### Dataset rows
"""
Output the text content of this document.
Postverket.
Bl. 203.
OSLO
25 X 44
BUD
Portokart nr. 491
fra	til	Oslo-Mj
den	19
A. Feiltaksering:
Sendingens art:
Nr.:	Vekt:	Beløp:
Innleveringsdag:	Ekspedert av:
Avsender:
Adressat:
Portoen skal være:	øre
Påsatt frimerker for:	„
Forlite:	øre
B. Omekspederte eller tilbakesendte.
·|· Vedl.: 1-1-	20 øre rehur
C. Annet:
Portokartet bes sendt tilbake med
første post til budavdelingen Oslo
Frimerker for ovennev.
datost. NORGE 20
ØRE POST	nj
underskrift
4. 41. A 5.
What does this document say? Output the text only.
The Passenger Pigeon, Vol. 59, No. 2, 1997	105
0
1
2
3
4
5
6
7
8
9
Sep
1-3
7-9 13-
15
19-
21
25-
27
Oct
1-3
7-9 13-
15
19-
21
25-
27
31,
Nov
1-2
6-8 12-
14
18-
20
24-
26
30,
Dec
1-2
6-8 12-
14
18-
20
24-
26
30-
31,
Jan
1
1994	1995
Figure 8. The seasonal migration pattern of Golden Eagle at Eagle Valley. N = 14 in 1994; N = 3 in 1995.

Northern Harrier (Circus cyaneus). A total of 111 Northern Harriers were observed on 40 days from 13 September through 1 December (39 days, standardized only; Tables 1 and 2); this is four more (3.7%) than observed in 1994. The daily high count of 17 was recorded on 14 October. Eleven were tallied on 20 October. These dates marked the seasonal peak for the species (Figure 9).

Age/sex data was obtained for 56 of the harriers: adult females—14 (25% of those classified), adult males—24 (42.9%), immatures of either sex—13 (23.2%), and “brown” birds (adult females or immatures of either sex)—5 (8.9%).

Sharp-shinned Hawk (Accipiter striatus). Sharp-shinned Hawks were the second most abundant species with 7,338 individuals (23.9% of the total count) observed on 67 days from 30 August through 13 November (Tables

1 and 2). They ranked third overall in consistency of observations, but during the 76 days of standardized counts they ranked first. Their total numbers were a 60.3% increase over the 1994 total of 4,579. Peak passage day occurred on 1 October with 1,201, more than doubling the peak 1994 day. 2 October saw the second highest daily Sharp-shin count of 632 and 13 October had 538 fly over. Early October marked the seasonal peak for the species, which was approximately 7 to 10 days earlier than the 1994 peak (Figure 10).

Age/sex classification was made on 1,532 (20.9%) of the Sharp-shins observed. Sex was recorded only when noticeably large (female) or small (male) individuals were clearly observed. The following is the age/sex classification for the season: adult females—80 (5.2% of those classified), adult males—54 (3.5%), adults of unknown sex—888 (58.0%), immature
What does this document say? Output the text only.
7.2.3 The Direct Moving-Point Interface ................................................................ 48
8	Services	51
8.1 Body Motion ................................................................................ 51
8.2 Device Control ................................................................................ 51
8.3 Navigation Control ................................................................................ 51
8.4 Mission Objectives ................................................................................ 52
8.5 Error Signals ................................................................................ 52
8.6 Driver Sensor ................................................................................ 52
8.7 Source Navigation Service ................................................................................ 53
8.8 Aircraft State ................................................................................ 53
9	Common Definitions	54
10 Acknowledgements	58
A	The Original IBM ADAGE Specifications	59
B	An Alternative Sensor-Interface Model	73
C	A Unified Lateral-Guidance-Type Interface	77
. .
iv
"""
### Set task
Copy each line of the data above without altering a single character.

### Solved problem
Output the text content of this document.
Postverket.
Bl. 203.
OSLO
25 X 44
BUD
Portokart nr. 491
fra	til	Oslo-Mj
den	19
A. Feiltaksering:
Sendingens art:
Nr.:	Vekt:	Beløp:
Innleveringsdag:	Ekspedert av:
Avsender:
Adressat:
Portoen skal være:	øre
Påsatt frimerker for:	„
Forlite:	øre
B. Omekspederte eller tilbakesendte.
·|· Vedl.: 1-1-	20 øre rehur
C. Annet:
Portokartet bes sendt tilbake med
første post til budavdelingen Oslo
Frimerker for ovennev.
datost. NORGE 20
ØRE POST	nj
underskrift
4. 41. A 5.
What does this document say? Output the text only.
The Passenger Pigeon, Vol. 59, No. 2, 1997	105
0
1
2
3
4
5
6
7
8
9
Sep
1-3
7-9 13-
15
19-
21
25-
27
Oct
1-3
7-9 13-
15
19-
21
25-
27
31,
Nov
1-2
6-8 12-
14
18-
20
24-
26
30,
Dec
1-2
6-8 12-
14
18-
20
24-
26
30-
31,
Jan
1
1994	1995
Figure 8. The seasonal migration pattern of Golden Eagle at Eagle Valley. N = 14 in 1994; N = 3 in 1995.

Northern Harrier (Circus cyaneus). A total of 111 Northern Harriers were observed on 40 days from 13 September through 1 December (39 days, standardized only; Tables 1 and 2); this is four more (3.7%) than observed in 1994. The daily high count of 17 was recorded on 14 October. Eleven were tallied on 20 October. These dates marked the seasonal peak for the species (Figure 9).

Age/sex data was obtained for 56 of the harriers: adult females—14 (25% of those classified), adult males—24 (42.9%), immatures of either sex—13 (23.2%), and “brown” birds (adult females or immatures of either sex)—5 (8.9%).

Sharp-shinned Hawk (Accipiter striatus). Sharp-shinned Hawks were the second most abundant species with 7,338 individuals (23.9% of the total count) observed on 67 days from 30 August through 13 November (Tables

1 and 2). They ranked third overall in consistency of observations, but during the 76 days of standardized counts they ranked first. Their total numbers were a 60.3% increase over the 1994 total of 4,579. Peak passage day occurred on 1 October with 1,201, more than doubling the peak 1994 day. 2 October saw the second highest daily Sharp-shin count of 632 and 13 October had 538 fly over. Early October marked the seasonal peak for the species, which was approximately 7 to 10 days earlier than the 1994 peak (Figure 10).

Age/sex classification was made on 1,532 (20.9%) of the Sharp-shins observed. Sex was recorded only when noticeably large (female) or small (male) individuals were clearly observed. The following is the age/sex classification for the season: adult females—80 (5.2% of those classified), adult males—54 (3.5%), adults of unknown sex—888 (58.0%), immature
What does this document say? Output the text only.
7.2.3 The Direct Moving-Point Interface ................................................................ 48
8	Services	51
8.1 Body Motion ................................................................................ 51
8.2 Device Control ................................................................................ 51
8.3 Navigation Control ................................................................................ 51
8.4 Mission Objectives ................................................................................ 52
8.5 Error Signals ................................................................................ 52
8.6 Driver Sensor ................................................................................ 52
8.7 Source Navigation Service ................................................................................ 53
8.8 Aircraft State ................................................................................ 53
9	Common Definitions	54
10 Acknowledgements	58
A	The Original IBM ADAGE Specifications	59
B	An Alternative Sensor-Interface Model	73
C	A Unified Lateral-Guidance-Type Interface	77
. .
iv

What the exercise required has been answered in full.